┌──

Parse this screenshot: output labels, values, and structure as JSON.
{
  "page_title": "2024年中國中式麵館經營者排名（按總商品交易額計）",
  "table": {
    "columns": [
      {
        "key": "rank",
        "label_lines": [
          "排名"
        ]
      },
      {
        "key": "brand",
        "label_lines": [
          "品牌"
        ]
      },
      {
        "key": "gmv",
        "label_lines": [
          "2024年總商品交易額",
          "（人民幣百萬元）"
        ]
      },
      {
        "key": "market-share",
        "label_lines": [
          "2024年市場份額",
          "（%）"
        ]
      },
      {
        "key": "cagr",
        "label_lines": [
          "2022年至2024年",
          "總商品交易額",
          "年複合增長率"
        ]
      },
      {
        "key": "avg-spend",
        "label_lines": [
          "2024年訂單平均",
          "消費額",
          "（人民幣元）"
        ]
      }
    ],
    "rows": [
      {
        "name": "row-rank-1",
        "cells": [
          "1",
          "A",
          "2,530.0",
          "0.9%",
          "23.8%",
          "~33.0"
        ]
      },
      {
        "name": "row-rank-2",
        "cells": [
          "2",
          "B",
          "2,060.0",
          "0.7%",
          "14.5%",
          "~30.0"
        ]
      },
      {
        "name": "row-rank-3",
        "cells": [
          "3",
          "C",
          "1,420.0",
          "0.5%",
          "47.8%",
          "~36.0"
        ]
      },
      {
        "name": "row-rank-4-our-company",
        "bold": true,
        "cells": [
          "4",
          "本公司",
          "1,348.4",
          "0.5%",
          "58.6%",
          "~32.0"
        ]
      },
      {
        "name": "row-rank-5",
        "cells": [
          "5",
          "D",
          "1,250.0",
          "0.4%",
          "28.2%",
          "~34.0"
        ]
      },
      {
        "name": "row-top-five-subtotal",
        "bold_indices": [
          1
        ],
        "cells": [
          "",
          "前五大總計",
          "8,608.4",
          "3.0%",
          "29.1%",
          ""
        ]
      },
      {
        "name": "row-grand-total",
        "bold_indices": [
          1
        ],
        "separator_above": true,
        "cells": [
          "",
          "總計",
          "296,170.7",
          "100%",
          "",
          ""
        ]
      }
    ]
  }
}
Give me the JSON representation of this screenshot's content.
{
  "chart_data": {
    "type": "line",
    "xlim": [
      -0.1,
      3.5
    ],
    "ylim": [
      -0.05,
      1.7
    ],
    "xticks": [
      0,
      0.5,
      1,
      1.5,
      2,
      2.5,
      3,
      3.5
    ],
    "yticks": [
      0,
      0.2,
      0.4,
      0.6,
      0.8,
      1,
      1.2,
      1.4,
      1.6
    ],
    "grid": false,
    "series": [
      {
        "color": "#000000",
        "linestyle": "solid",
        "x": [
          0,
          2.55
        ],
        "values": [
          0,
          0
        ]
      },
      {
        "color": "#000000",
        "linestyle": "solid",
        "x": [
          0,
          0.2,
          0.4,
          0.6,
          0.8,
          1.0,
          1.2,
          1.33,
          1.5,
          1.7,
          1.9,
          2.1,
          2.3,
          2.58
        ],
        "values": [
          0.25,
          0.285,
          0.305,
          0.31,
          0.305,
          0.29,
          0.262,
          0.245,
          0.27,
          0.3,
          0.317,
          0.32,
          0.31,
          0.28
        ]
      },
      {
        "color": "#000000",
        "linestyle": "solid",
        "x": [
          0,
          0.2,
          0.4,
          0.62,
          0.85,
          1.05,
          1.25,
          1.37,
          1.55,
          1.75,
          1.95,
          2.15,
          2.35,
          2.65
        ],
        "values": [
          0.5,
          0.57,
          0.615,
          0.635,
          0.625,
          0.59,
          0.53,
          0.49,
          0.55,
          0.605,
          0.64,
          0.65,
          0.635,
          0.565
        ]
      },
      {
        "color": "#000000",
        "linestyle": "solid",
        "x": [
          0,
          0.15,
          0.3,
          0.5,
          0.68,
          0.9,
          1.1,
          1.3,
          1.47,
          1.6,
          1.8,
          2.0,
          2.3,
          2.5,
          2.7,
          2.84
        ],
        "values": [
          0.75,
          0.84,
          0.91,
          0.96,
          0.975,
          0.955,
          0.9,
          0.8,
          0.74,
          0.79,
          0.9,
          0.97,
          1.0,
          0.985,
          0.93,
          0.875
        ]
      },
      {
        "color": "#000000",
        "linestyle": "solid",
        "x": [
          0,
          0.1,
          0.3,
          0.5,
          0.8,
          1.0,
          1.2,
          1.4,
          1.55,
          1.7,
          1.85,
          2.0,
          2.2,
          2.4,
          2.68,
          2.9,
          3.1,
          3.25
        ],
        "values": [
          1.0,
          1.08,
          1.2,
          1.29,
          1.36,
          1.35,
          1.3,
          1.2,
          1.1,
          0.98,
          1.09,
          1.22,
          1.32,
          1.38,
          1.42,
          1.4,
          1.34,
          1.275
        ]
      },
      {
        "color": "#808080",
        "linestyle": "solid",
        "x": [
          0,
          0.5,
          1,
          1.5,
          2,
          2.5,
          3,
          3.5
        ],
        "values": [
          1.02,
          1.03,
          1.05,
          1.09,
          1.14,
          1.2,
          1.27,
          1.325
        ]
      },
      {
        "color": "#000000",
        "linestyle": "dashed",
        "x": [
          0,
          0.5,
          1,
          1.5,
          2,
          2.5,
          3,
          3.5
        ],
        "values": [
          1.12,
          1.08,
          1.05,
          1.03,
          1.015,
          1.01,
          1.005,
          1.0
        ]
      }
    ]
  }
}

└──

▶ **Task**: Track down every line with the word "this" and copy it.

▶ **Finished answer**:
Parse this screenshot: output labels, values, and structure as JSON.
Give me the JSON representation of this screenshot's content.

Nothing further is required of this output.